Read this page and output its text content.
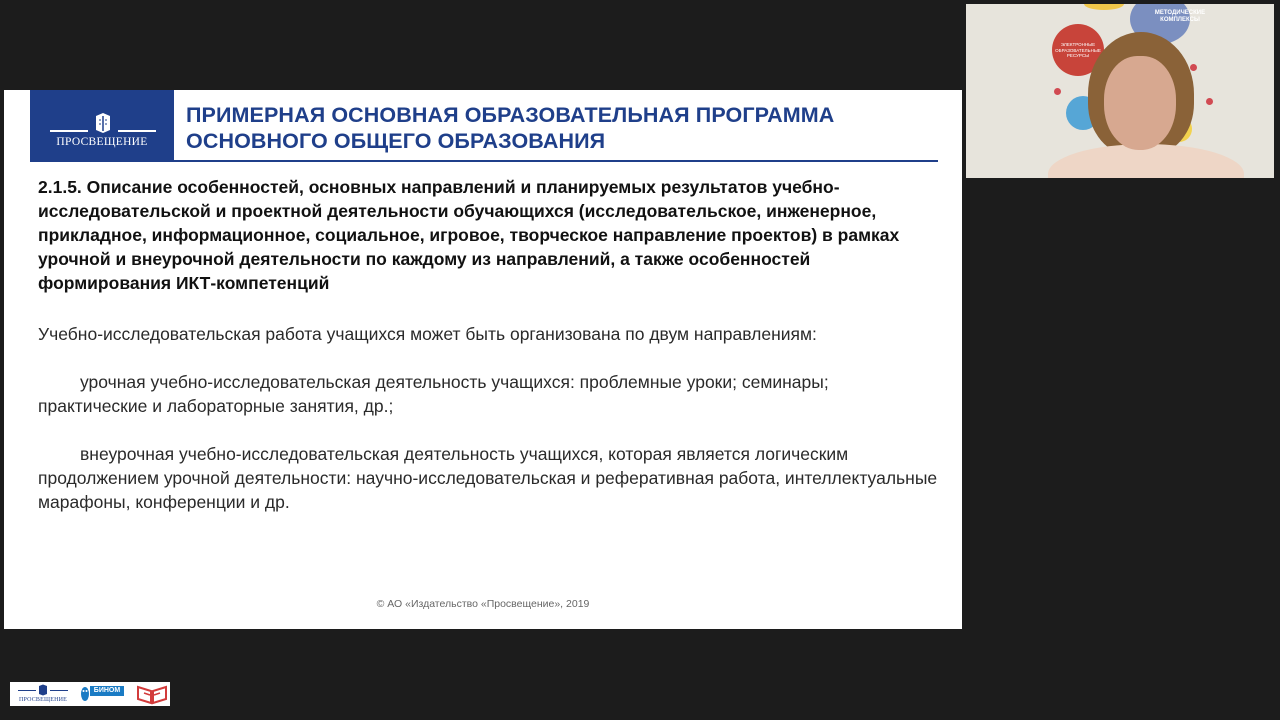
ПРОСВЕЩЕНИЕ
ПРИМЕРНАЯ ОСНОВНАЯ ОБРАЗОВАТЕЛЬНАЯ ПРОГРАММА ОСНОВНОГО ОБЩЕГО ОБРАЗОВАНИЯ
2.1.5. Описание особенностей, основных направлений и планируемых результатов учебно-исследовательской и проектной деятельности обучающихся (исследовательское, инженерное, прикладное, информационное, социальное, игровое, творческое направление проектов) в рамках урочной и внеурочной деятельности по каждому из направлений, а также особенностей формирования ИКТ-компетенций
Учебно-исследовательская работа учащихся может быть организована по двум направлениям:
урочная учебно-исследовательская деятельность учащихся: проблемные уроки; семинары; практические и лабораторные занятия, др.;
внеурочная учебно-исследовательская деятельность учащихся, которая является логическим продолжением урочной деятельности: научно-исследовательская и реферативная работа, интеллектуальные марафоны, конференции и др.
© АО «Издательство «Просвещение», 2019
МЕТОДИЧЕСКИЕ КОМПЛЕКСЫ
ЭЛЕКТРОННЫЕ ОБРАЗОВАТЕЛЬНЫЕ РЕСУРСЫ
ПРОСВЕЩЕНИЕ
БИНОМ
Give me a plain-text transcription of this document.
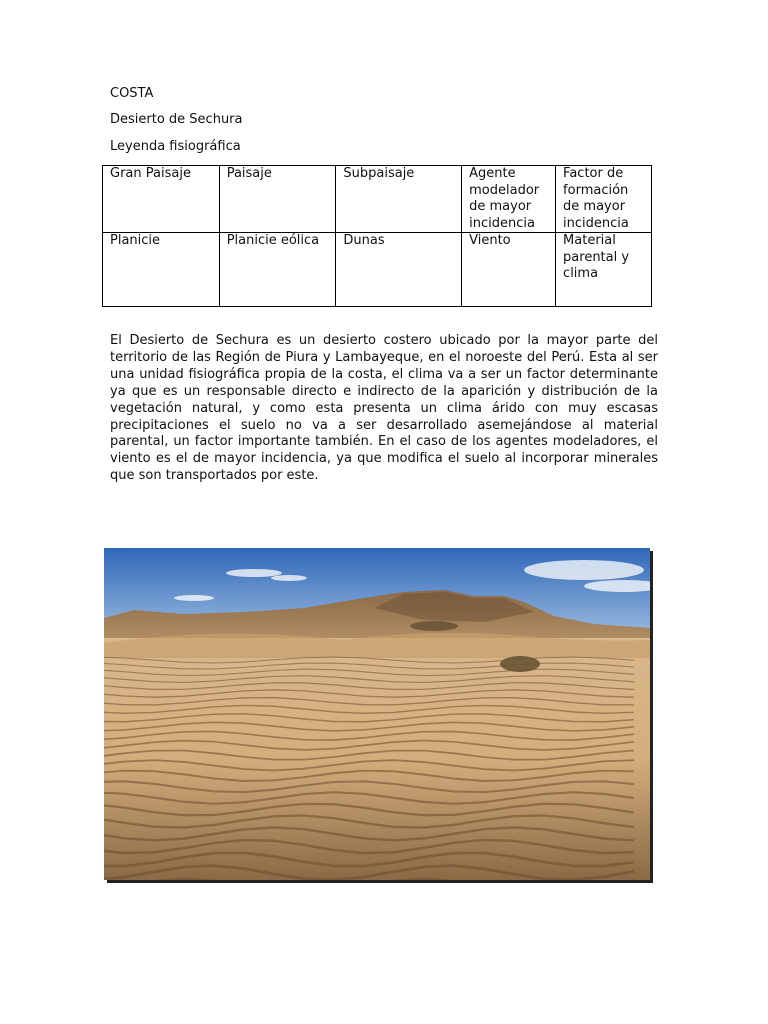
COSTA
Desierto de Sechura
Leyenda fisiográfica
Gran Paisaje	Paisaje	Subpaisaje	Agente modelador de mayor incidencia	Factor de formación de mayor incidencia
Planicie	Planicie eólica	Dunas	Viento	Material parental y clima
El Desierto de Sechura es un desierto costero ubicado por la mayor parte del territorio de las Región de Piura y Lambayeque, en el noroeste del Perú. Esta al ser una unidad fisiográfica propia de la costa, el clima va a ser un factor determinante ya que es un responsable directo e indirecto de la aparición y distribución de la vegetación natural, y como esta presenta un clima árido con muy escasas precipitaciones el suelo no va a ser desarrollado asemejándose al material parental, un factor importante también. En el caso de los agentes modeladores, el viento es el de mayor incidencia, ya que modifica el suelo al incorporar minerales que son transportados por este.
┄┄┄┄┄┄┄┄┄┄
Scan the listing above and identify each line holding the string "mayor"; copy every such line.

Gran Paisaje	Paisaje	Subpaisaje	Agente modelador de mayor incidencia	Factor de formación de mayor incidencia
El Desierto de Sechura es un desierto costero ubicado por la mayor parte del territorio de las Región de Piura y Lambayeque, en el noroeste del Perú. Esta al ser una unidad fisiográfica propia de la costa, el clima va a ser un factor determinante ya que es un responsable directo e indirecto de la aparición y distribución de la vegetación natural, y como esta presenta un clima árido con muy escasas precipitaciones el suelo no va a ser desarrollado asemejándose al material parental, un factor importante también. En el caso de los agentes modeladores, el viento es el de mayor incidencia, ya que modifica el suelo al incorporar minerales que son transportados por este.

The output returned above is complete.